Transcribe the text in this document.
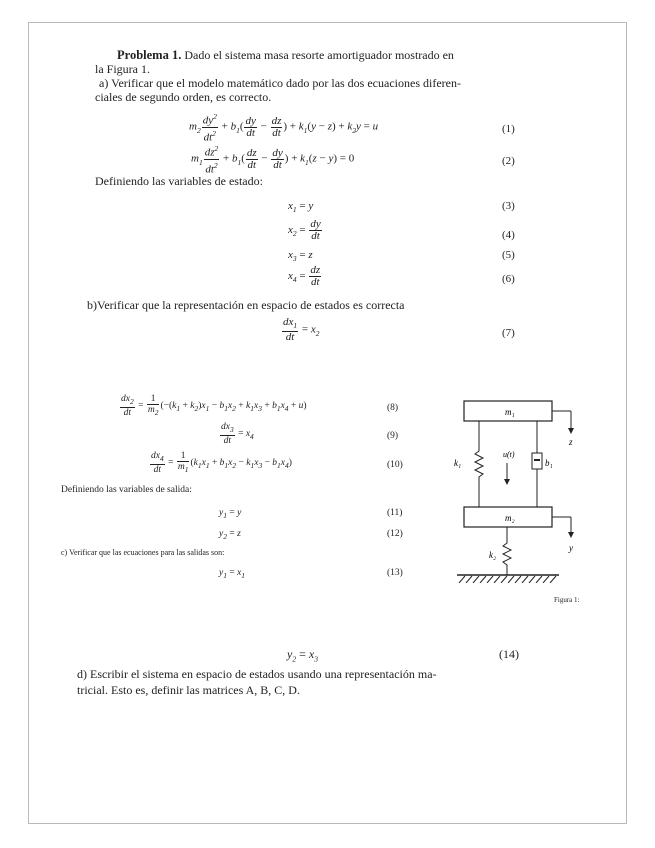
Problema 1. Dado el sistema masa resorte amortiguador mostrado en
la Figura 1.
a) Verificar que el modelo matemático dado por las dos ecuaciones diferen-
ciales de segundo orden, es correcto.
$m_2 \frac{dy^2}{dt^2} + b_1( \frac{dy}{dt} - \frac{dz}{dt}$ ) + $k_1(y - z) + k_2y = u$	(1)
$m_1 \frac{dz^2}{dt^2} + b_1( \frac{dz}{dt} - \frac{dy}{dt}$ ) + $k_1(z - y) = 0$	(2)
Definiendo las variables de estado:
$x_1 = y$	(3)
$x_2 = \frac{dy}{dt}$	(4)
$x_3 = z$	(5)
$x_4 = \frac{dz}{dt}$	(6)
b)Verificar que la representación en espacio de estados es correcta
$\frac{dx_1}{dt} = x_2$	(7)
$\frac{dx_2}{dt} = \frac{1}{m_2} (-(k_1 + k_2)x_1 - b_1x_2 + k_1x_3 + b_1x_4 + u)$	(8)
$\frac{dx_3}{dt} = x_4$	(9)
$\frac{dx_4}{dt} = \frac{1}{m_1} (k_1x_1 + b_1x_2 - k_1x_3 - b_1x_4)$	(10)
Definiendo las variables de salida:
$y_1 = y$	(11)
$y_2 = z$	(12)
c) Verificar que las ecuaciones para las salidas son:
$y_1 = x_1$	(13)
$y_2 = x_3$	(14)
d) Escribir el sistema en espacio de estados usando una representación ma-
tricial. Esto es, definir las matrices A, B, C, D.
m₁
z
k₁
u(t)
b₁
m₂
y
k₂
Figura 1:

Given problem: Pictures stay out; reproduce every line of the records exactly.

Output for this task:
Transcribe the text in this document.
Problema 1. Dado el sistema masa resorte amortiguador mostrado en
la Figura 1.
a) Verificar que el modelo matemático dado por las dos ecuaciones diferen-
ciales de segundo orden, es correcto.
$m_2 \frac{dy^2}{dt^2} + b_1( \frac{dy}{dt} - \frac{dz}{dt}$ ) + $k_1(y - z) + k_2y = u$	(1)
$m_1 \frac{dz^2}{dt^2} + b_1( \frac{dz}{dt} - \frac{dy}{dt}$ ) + $k_1(z - y) = 0$	(2)
Definiendo las variables de estado:
$x_1 = y$	(3)
$x_2 = \frac{dy}{dt}$	(4)
$x_3 = z$	(5)
$x_4 = \frac{dz}{dt}$	(6)
b)Verificar que la representación en espacio de estados es correcta
$\frac{dx_1}{dt} = x_2$	(7)
$\frac{dx_2}{dt} = \frac{1}{m_2} (-(k_1 + k_2)x_1 - b_1x_2 + k_1x_3 + b_1x_4 + u)$	(8)
$\frac{dx_3}{dt} = x_4$	(9)
$\frac{dx_4}{dt} = \frac{1}{m_1} (k_1x_1 + b_1x_2 - k_1x_3 - b_1x_4)$	(10)
Definiendo las variables de salida:
$y_1 = y$	(11)
$y_2 = z$	(12)
c) Verificar que las ecuaciones para las salidas son:
$y_1 = x_1$	(13)
$y_2 = x_3$	(14)
d) Escribir el sistema en espacio de estados usando una representación ma-
tricial. Esto es, definir las matrices A, B, C, D.
m₁
z
k₁
u(t)
b₁
m₂
y
k₂
Figura 1:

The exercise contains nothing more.